Your objective: Keep only the lines of the listing that include the word "például", and copy them.

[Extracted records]
--- begin ---

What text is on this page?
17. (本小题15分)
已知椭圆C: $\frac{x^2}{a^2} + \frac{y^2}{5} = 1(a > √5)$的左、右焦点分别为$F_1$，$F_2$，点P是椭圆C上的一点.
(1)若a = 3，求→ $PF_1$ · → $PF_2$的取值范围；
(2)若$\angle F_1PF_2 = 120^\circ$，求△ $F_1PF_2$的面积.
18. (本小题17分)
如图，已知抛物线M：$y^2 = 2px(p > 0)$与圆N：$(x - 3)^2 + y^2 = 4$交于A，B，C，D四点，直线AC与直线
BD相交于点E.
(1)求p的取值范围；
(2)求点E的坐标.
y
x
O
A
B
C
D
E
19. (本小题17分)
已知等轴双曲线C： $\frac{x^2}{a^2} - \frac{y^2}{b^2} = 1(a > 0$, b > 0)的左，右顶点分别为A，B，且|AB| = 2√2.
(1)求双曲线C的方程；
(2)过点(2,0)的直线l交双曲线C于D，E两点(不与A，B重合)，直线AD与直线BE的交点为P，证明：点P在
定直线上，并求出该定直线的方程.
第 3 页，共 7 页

--- end ---
--- begin ---

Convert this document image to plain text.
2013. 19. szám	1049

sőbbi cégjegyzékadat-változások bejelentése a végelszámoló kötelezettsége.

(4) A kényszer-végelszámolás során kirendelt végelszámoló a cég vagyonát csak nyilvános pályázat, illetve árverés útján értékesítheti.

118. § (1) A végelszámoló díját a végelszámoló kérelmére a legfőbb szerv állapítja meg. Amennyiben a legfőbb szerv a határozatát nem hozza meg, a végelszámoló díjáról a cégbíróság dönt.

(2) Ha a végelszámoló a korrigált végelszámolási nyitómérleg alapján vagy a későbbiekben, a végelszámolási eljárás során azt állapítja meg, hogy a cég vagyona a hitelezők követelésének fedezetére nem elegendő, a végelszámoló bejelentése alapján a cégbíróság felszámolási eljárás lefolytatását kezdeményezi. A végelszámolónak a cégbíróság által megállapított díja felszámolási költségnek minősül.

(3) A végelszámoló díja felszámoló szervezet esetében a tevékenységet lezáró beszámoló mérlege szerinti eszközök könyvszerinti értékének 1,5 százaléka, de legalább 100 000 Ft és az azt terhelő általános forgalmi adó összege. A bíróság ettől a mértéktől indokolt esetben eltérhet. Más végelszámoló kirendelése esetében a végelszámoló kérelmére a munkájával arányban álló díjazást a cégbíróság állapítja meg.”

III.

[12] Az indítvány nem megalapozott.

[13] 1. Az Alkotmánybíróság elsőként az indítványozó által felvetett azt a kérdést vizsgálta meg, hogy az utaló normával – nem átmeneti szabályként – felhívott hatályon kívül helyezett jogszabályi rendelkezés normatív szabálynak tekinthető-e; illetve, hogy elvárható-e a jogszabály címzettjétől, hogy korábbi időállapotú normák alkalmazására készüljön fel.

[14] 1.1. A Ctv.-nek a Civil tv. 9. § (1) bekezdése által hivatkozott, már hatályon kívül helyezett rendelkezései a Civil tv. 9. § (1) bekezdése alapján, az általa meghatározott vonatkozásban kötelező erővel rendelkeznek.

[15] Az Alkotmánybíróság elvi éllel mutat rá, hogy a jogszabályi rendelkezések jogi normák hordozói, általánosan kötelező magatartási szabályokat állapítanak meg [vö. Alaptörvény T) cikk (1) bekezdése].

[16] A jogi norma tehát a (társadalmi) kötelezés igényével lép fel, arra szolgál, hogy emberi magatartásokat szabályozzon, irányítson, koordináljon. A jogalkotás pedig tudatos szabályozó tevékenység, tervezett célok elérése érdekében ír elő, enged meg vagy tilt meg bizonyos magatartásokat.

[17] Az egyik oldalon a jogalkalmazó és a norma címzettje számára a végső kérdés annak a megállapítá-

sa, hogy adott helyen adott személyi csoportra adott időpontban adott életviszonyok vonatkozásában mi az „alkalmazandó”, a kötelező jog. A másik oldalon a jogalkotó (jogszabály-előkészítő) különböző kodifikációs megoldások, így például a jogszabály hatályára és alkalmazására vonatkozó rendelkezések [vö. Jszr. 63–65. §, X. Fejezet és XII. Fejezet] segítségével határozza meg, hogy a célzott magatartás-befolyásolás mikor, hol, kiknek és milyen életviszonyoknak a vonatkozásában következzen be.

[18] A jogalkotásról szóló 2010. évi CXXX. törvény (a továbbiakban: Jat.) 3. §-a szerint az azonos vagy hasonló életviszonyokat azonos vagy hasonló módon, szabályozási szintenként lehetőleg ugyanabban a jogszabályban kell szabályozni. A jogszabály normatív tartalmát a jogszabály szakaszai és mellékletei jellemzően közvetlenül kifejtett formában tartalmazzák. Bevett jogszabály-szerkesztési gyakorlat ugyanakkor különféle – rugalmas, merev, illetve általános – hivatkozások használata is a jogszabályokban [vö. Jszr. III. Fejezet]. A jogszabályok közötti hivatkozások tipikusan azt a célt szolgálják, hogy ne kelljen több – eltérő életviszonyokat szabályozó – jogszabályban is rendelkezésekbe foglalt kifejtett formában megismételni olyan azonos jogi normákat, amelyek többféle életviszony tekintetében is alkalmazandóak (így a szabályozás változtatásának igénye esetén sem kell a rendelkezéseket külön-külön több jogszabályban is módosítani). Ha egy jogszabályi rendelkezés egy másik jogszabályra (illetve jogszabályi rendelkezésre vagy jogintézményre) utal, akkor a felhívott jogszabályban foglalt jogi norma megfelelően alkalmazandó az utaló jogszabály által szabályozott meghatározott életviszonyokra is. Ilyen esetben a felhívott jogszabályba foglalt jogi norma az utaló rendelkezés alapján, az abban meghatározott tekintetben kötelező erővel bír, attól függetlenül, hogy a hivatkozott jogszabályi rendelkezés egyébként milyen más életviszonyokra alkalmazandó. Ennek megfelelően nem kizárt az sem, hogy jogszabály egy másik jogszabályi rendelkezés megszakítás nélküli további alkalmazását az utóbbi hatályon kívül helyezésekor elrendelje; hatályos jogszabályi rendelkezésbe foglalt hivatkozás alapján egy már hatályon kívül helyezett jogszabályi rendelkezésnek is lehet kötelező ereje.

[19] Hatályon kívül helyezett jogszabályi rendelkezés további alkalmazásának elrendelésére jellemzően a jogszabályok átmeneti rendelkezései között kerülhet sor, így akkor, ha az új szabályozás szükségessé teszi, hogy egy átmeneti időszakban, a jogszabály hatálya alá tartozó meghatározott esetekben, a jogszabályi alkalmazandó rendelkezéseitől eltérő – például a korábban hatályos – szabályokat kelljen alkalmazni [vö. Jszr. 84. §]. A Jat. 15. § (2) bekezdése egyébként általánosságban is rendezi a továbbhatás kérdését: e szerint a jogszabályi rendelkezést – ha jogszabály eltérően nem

--- end ---

Full answer:
sa, hogy adott helyen adott személyi csoportra adott időpontban adott életviszonyok vonatkozásában mi az „alkalmazandó”, a kötelező jog. A másik oldalon a jogalkotó (jogszabály-előkészítő) különböző kodifikációs megoldások, így például a jogszabály hatályára és alkalmazására vonatkozó rendelkezések [vö. Jszr. 63–65. §, X. Fejezet és XII. Fejezet] segítségével határozza meg, hogy a célzott magatartás-befolyásolás mikor, hol, kiknek és milyen életviszonyoknak a vonatkozásában következzen be.
[19] Hatályon kívül helyezett jogszabályi rendelkezés további alkalmazásának elrendelésére jellemzően a jogszabályok átmeneti rendelkezései között kerülhet sor, így akkor, ha az új szabályozás szükségessé teszi, hogy egy átmeneti időszakban, a jogszabály hatálya alá tartozó meghatározott esetekben, a jogszabályi alkalmazandó rendelkezéseitől eltérő – például a korábban hatályos – szabályokat kelljen alkalmazni [vö. Jszr. 84. §]. A Jat. 15. § (2) bekezdése egyébként általánosságban is rendezi a továbbhatás kérdését: e szerint a jogszabályi rendelkezést – ha jogszabály eltérően nem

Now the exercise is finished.